■ **Given data**:
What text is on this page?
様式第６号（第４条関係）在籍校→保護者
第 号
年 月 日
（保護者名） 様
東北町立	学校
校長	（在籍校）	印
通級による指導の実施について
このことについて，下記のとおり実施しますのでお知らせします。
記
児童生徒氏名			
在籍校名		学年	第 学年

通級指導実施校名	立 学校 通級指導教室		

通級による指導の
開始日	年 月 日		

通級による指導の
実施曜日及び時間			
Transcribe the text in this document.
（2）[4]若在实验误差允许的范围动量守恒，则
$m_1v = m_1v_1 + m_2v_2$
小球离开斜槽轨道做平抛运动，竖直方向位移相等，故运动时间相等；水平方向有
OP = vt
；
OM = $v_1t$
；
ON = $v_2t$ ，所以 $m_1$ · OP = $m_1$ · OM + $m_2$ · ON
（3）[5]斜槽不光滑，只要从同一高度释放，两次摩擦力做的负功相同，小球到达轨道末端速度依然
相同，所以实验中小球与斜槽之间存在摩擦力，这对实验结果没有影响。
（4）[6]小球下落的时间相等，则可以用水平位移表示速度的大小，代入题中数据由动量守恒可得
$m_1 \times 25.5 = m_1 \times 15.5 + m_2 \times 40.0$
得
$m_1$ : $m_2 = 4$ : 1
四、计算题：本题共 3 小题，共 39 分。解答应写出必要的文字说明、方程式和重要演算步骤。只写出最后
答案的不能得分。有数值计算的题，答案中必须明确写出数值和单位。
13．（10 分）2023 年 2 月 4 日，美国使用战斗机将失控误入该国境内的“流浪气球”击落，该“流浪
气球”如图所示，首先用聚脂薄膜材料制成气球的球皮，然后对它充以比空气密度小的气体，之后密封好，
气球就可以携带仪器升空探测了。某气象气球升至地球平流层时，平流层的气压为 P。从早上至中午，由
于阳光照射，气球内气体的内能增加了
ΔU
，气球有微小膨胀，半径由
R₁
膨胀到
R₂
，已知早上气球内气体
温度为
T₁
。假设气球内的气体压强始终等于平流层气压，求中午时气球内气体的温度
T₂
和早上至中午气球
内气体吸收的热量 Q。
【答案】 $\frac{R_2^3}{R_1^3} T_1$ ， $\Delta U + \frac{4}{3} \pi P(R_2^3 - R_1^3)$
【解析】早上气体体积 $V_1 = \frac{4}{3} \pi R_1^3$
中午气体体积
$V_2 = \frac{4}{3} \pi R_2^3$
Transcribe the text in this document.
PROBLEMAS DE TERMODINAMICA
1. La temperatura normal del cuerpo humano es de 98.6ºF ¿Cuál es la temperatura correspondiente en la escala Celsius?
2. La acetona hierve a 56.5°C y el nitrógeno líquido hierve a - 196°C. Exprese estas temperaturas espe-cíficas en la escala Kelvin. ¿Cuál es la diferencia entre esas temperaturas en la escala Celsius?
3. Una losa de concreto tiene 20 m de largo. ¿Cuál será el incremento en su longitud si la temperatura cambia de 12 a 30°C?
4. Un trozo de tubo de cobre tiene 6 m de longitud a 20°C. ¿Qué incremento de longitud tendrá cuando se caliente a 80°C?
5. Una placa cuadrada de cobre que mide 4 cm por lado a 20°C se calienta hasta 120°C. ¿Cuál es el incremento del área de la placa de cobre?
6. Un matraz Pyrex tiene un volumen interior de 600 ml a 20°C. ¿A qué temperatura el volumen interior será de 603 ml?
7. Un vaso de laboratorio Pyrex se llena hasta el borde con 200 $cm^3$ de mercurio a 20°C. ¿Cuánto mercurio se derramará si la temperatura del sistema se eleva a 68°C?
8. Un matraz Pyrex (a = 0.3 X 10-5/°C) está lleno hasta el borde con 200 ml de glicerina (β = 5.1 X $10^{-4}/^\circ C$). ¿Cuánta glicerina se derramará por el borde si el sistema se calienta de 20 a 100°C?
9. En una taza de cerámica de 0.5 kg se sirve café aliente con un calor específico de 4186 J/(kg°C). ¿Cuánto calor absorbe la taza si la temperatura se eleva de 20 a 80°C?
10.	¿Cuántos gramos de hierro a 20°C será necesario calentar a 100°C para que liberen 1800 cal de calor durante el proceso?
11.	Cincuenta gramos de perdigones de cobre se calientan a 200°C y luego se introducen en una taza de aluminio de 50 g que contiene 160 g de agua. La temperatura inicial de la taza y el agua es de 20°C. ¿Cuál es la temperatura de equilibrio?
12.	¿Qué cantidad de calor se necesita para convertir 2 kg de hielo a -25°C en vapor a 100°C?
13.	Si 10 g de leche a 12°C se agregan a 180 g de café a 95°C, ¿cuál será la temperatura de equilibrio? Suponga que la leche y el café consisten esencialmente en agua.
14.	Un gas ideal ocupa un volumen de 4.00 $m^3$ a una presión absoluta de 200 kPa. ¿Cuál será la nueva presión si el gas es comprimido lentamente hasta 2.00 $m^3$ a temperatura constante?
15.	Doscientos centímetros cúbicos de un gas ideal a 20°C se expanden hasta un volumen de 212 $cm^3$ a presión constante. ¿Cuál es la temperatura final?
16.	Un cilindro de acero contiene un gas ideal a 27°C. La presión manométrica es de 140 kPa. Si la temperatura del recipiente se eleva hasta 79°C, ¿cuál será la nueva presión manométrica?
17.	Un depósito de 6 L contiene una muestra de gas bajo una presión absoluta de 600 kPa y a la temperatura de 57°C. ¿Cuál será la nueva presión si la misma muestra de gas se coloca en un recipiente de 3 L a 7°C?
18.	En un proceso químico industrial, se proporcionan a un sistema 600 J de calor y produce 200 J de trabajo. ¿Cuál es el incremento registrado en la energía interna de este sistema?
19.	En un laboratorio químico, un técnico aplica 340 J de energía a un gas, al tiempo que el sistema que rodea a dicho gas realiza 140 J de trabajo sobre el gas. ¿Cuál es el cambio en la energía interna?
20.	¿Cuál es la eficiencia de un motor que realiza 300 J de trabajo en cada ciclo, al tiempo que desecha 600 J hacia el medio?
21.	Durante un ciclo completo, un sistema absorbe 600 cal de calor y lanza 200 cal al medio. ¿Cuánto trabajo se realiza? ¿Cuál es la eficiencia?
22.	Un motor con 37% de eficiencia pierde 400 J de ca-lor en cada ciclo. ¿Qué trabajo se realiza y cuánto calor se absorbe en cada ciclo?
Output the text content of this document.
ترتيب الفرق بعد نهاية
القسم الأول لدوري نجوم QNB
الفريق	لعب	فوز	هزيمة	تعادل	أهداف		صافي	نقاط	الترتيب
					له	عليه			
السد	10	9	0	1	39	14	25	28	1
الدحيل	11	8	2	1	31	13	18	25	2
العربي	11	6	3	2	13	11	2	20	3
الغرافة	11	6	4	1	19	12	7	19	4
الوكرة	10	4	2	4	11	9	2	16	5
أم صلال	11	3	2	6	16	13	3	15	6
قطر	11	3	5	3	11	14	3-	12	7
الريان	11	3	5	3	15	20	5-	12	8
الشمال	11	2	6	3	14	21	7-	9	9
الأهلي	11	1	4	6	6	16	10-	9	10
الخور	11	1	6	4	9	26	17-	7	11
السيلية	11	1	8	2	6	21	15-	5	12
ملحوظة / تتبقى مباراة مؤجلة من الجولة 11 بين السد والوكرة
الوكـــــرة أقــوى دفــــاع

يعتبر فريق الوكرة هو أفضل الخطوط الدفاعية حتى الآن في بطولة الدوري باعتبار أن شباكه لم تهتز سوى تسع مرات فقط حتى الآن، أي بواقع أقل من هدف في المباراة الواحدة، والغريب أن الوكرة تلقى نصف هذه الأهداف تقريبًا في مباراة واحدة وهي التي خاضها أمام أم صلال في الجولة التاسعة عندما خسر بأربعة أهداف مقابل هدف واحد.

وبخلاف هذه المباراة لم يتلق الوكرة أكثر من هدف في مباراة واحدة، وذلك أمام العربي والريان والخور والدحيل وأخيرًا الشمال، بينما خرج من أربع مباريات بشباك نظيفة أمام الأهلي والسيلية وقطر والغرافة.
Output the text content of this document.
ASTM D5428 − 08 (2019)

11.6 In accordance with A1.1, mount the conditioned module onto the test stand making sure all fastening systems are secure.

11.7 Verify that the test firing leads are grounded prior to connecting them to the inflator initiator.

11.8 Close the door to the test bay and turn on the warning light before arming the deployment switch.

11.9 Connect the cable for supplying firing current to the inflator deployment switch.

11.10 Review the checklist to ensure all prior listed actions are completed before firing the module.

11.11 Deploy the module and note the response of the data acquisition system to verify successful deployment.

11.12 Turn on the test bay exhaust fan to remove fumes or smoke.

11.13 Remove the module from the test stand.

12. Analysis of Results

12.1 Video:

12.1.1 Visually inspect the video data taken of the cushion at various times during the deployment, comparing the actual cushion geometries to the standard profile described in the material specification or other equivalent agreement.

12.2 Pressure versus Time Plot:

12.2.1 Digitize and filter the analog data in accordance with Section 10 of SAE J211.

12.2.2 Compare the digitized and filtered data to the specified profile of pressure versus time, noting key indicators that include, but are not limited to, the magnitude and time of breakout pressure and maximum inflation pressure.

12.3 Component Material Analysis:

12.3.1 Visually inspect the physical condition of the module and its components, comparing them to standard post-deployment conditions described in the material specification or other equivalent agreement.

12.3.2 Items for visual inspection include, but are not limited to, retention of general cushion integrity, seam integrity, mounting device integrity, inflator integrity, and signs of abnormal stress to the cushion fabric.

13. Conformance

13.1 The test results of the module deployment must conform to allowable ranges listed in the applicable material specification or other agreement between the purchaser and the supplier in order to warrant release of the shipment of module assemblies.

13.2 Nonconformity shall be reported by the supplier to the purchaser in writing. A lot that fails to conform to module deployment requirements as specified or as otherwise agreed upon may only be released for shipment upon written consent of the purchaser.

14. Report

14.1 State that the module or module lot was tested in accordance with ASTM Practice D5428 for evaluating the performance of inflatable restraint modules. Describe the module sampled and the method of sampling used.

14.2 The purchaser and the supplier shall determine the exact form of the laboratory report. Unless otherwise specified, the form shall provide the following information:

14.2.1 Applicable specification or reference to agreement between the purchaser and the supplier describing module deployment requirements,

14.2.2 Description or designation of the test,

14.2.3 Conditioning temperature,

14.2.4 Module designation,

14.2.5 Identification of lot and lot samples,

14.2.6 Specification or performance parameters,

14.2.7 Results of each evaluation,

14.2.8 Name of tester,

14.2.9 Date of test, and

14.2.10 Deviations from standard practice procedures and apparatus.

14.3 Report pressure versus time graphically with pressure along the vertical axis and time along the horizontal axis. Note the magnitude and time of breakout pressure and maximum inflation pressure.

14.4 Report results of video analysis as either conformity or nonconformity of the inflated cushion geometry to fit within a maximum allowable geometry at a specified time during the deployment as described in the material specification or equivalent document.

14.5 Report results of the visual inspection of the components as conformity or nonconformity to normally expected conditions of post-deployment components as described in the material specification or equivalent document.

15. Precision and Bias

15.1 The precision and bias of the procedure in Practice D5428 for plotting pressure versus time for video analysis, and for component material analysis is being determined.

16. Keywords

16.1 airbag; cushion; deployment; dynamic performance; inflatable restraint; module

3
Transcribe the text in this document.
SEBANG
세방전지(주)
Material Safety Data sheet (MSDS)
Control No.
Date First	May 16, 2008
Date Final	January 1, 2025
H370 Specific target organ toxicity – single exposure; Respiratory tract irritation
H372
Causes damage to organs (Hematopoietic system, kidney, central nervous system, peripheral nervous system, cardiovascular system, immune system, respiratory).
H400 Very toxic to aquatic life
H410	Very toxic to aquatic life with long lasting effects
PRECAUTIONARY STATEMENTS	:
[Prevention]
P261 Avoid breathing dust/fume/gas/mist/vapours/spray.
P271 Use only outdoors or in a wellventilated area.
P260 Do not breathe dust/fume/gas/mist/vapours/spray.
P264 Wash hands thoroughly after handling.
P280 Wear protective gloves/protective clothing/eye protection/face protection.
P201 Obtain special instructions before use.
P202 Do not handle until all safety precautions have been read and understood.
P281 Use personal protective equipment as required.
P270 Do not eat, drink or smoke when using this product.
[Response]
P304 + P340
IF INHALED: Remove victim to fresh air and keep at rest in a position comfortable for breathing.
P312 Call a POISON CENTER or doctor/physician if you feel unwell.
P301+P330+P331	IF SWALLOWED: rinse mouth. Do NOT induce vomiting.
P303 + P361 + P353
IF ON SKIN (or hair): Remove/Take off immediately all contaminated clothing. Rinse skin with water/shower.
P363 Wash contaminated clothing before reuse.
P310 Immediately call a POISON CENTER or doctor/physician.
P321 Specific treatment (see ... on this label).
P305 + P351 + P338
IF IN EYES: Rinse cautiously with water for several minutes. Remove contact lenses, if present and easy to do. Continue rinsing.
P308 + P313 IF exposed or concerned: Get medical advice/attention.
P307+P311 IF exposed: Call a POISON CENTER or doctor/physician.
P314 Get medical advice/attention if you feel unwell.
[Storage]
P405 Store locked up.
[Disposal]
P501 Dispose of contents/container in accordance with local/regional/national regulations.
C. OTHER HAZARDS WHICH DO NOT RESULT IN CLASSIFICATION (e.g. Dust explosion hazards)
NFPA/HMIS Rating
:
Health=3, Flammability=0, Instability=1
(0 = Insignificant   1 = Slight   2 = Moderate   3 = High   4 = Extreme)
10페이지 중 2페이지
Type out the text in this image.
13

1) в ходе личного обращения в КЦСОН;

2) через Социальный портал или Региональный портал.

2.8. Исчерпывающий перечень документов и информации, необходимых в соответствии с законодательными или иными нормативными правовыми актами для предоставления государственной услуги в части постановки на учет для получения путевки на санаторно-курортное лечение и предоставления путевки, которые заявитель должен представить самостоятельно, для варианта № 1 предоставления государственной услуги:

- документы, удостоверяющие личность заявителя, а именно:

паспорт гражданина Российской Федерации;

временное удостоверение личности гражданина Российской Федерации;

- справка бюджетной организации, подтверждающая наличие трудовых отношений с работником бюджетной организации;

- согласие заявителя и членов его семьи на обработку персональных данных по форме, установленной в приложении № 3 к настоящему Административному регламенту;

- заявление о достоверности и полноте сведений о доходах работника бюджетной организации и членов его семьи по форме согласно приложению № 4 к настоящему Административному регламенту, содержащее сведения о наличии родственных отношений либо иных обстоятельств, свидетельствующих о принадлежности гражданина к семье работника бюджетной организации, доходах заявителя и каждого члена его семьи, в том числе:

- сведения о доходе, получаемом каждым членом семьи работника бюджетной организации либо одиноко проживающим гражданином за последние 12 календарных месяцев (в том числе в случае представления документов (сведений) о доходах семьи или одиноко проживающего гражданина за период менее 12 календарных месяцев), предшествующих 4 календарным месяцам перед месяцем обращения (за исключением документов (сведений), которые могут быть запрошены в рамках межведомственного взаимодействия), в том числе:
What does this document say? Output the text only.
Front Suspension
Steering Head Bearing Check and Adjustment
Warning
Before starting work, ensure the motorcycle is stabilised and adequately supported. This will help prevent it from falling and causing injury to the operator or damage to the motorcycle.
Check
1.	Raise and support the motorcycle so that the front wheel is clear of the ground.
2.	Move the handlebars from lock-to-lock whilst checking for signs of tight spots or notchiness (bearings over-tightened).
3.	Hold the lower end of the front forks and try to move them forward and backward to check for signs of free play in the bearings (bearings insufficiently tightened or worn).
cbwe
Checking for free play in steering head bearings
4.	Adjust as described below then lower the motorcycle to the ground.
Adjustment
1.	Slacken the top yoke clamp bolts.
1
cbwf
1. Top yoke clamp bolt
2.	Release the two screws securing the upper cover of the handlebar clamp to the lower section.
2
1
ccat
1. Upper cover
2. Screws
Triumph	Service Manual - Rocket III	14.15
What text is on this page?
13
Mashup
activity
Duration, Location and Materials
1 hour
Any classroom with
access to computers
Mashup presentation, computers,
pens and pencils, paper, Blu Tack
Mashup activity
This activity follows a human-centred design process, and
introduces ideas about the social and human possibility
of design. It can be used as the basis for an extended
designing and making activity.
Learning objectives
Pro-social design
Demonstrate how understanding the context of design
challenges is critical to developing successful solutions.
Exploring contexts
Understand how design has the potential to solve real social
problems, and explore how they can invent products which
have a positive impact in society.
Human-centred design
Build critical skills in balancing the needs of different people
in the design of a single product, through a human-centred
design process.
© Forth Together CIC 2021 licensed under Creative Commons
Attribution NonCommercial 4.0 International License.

■ **Exercise description**:
Among the lines of the data, identify those with the word "السد". Copy each of them.

■ **Correct answer**:
السد	10	9	0	1	39	14	25	28	1
ملحوظة / تتبقى مباراة مؤجلة من الجولة 11 بين السد والوكرة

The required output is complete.